* _TASK GOAL_
Copy out only the lines running from the one that contains "Enumerate this screenshot's" through the end of the listing. Pictures stay out.

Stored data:
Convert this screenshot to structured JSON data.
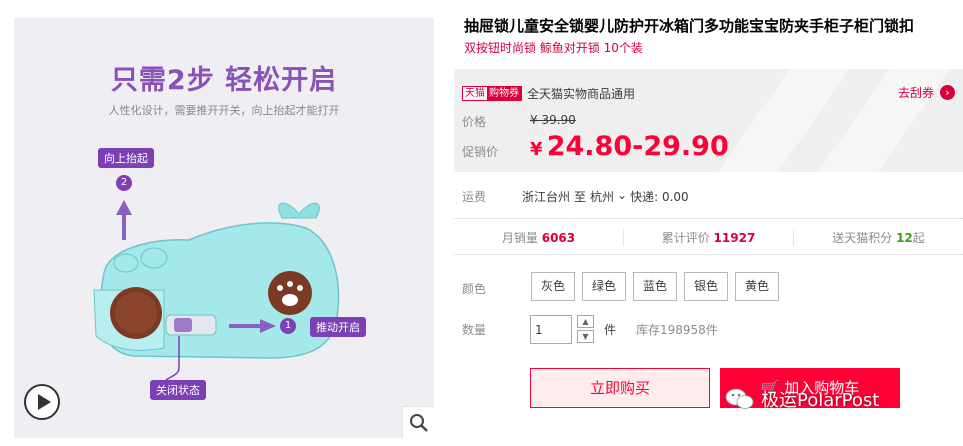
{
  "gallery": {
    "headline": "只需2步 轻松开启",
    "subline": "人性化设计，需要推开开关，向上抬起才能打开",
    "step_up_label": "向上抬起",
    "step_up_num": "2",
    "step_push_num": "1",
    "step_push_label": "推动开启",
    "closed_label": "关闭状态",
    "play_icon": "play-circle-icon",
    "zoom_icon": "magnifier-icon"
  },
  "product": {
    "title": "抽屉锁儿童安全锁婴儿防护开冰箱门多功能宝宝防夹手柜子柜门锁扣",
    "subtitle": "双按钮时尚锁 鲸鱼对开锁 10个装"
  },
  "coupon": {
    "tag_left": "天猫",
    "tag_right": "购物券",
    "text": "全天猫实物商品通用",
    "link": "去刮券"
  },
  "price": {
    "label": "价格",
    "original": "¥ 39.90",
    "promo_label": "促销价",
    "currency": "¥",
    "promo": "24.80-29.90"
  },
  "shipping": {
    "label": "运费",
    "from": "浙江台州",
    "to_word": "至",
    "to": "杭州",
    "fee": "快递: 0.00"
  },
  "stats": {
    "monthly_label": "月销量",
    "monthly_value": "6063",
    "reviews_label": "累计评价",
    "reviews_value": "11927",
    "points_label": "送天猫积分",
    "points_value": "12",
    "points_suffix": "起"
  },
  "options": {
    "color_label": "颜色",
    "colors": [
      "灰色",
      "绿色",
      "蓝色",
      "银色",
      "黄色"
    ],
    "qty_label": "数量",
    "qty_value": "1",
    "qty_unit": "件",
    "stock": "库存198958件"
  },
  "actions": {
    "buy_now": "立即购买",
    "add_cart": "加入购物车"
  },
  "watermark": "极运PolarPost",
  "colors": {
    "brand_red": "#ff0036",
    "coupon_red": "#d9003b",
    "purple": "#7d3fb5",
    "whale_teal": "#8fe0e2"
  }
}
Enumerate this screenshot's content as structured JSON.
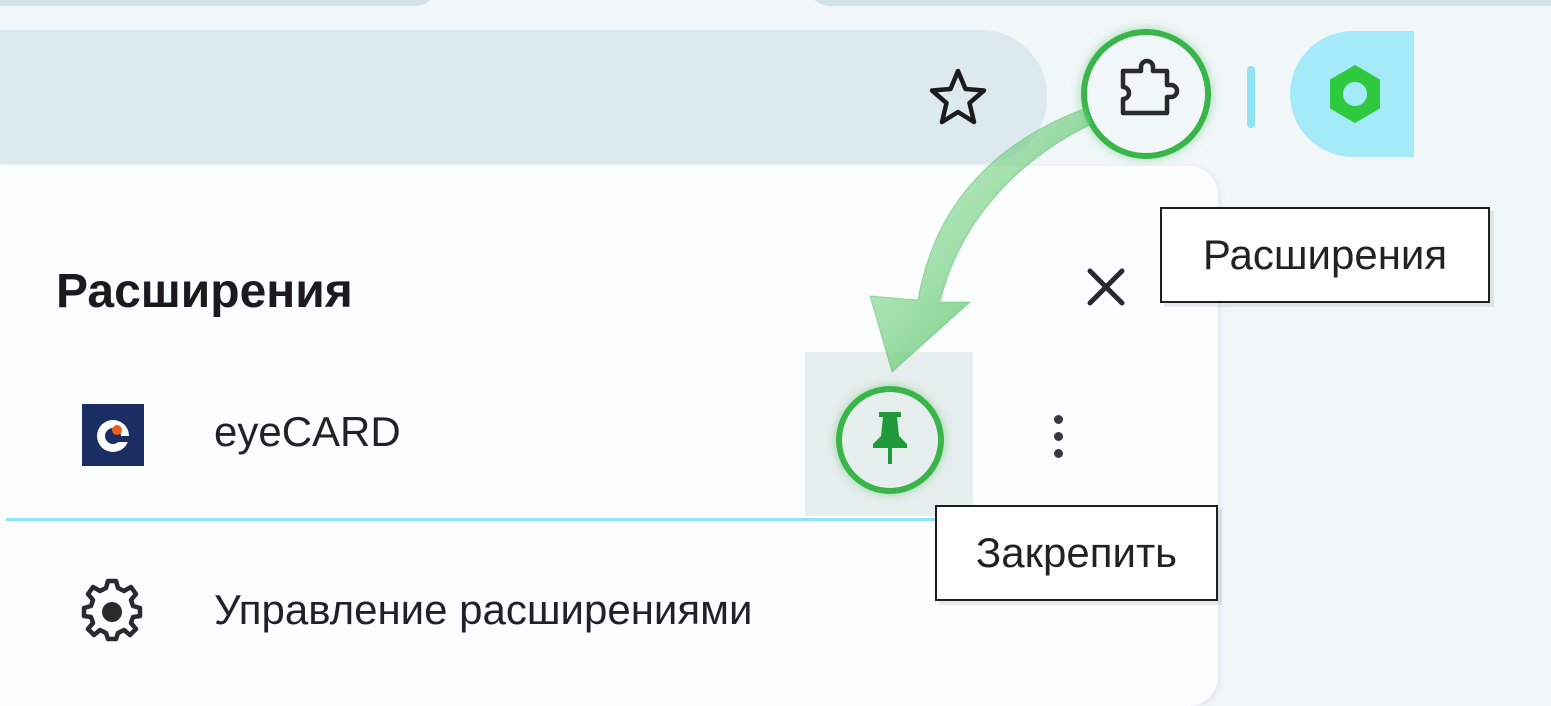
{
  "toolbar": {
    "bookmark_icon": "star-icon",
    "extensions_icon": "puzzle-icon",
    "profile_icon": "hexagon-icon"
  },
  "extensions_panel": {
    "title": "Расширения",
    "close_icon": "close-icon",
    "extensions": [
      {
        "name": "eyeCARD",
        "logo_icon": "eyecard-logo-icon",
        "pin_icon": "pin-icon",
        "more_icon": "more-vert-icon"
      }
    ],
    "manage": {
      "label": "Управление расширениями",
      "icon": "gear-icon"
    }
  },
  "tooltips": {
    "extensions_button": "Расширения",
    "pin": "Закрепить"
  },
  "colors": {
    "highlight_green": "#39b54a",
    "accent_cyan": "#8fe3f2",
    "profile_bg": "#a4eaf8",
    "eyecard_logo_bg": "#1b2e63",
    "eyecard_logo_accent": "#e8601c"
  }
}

* _RESPONSE TO THIS TASK_
Enumerate this screenshot's content as structured JSON.
{
  "toolbar": {
    "bookmark_icon": "star-icon",
    "extensions_icon": "puzzle-icon",
    "profile_icon": "hexagon-icon"
  },
  "extensions_panel": {
    "title": "Расширения",
    "close_icon": "close-icon",
    "extensions": [
      {
        "name": "eyeCARD",
        "logo_icon": "eyecard-logo-icon",
        "pin_icon": "pin-icon",
        "more_icon": "more-vert-icon"
      }
    ],
    "manage": {
      "label": "Управление расширениями",
      "icon": "gear-icon"
    }
  },
  "tooltips": {
    "extensions_button": "Расширения",
    "pin": "Закрепить"
  },
  "colors": {
    "highlight_green": "#39b54a",
    "accent_cyan": "#8fe3f2",
    "profile_bg": "#a4eaf8",
    "eyecard_logo_bg": "#1b2e63",
    "eyecard_logo_accent": "#e8601c"
  }
}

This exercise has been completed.